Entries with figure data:
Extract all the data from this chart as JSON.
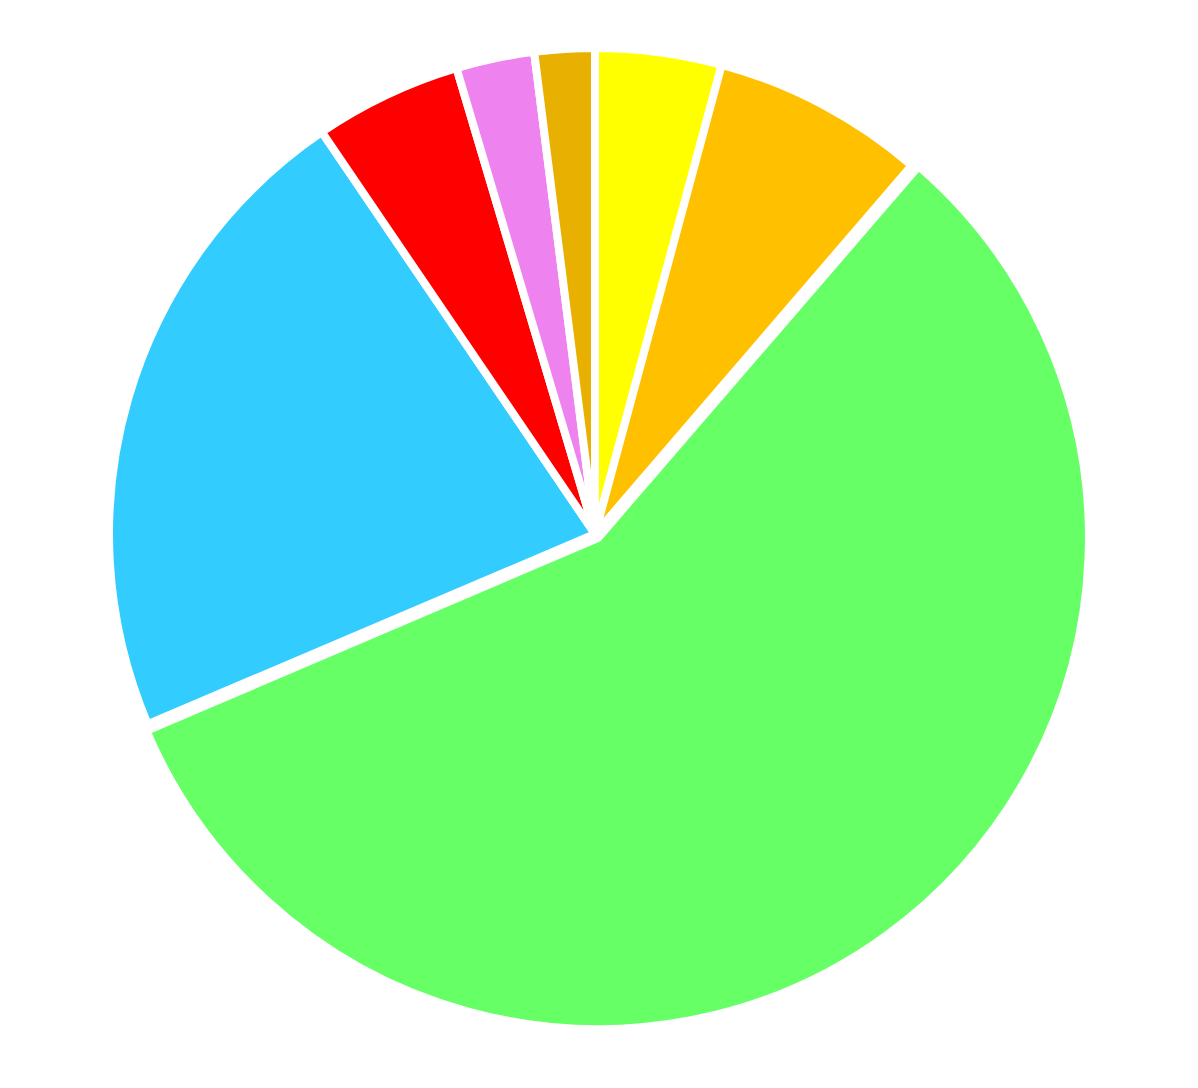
{
  "chart_data": {
    "type": "pie",
    "categories": [
      null,
      null,
      null,
      null,
      null,
      null,
      null
    ],
    "values": [
      4.2,
      7.1,
      57.3,
      21.9,
      4.9,
      2.6,
      2.0
    ],
    "colors": [
      "#ffff00",
      "#ffc000",
      "#66ff66",
      "#33ccff",
      "#ff0000",
      "#ee82ee",
      "#e8b000"
    ]
  }
}
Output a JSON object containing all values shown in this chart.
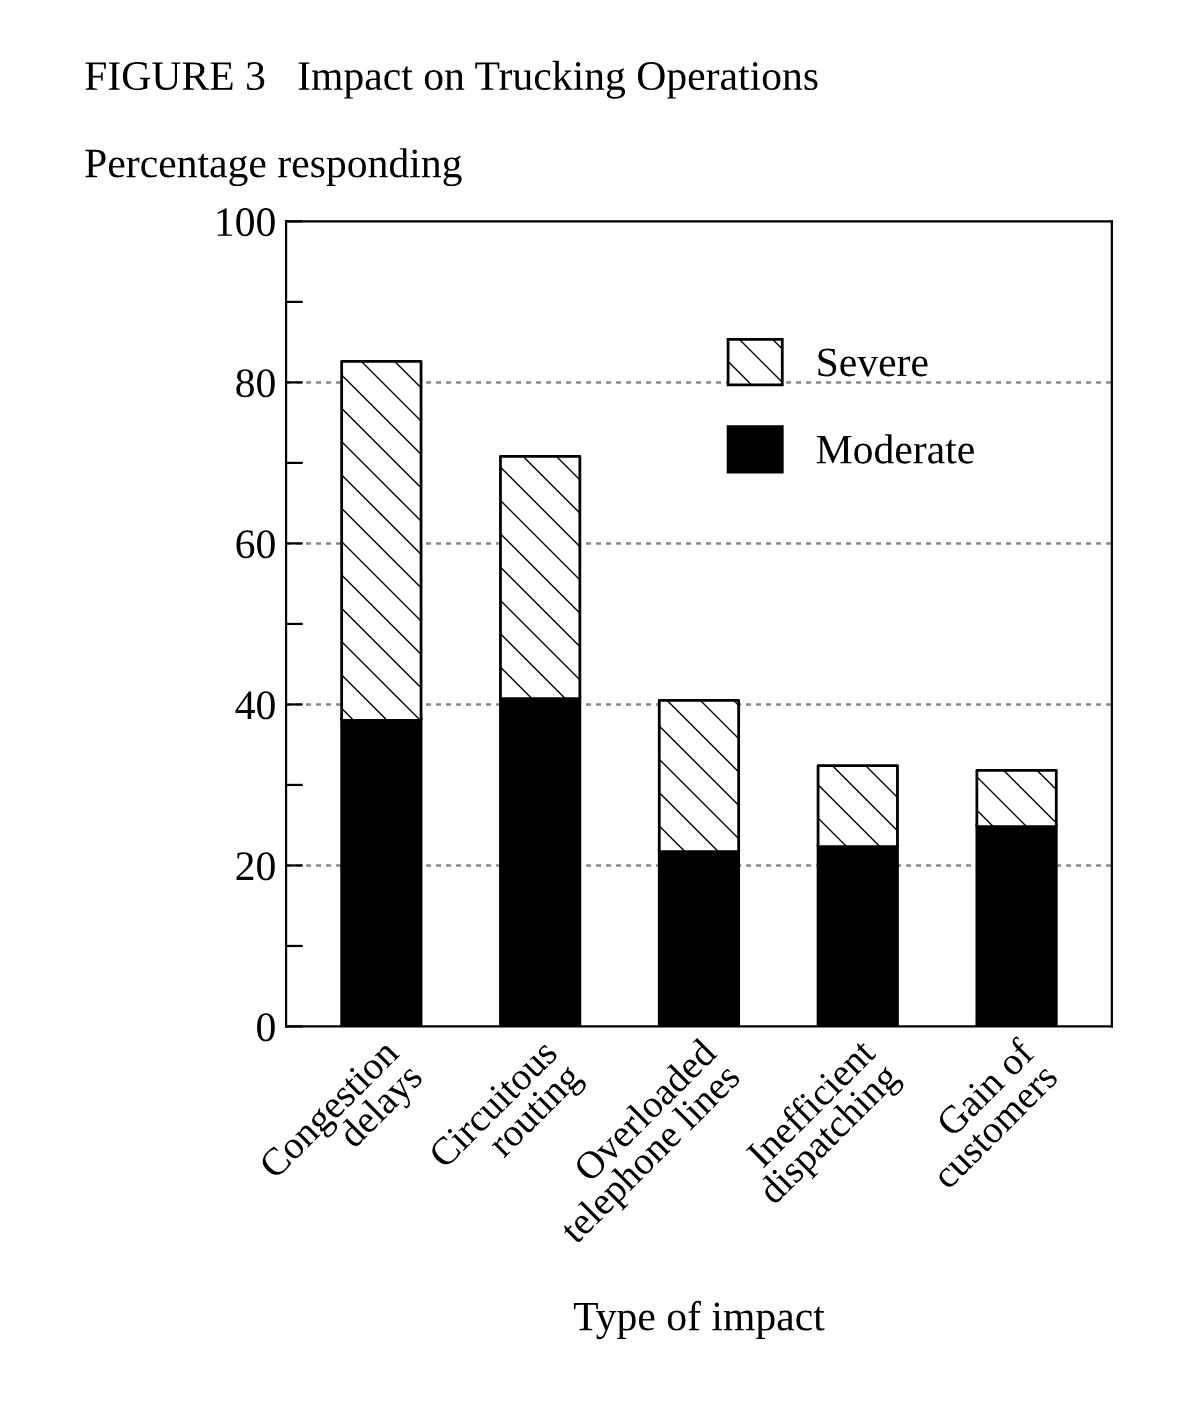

● **Aim of the task**:
Write every entry out again exactly, dropping the pictures.

● **Result**:
Extract all the data from this chart as JSON.
{
  "chart_data": {
    "type": "pie",
    "categories": [
      null,
      null,
      null,
      null,
      null,
      null,
      null
    ],
    "values": [
      4.2,
      7.1,
      57.3,
      21.9,
      4.9,
      2.6,
      2.0
    ],
    "colors": [
      "#ffff00",
      "#ffc000",
      "#66ff66",
      "#33ccff",
      "#ff0000",
      "#ee82ee",
      "#e8b000"
    ]
  }
}
Output a JSON object containing all values shown in this chart.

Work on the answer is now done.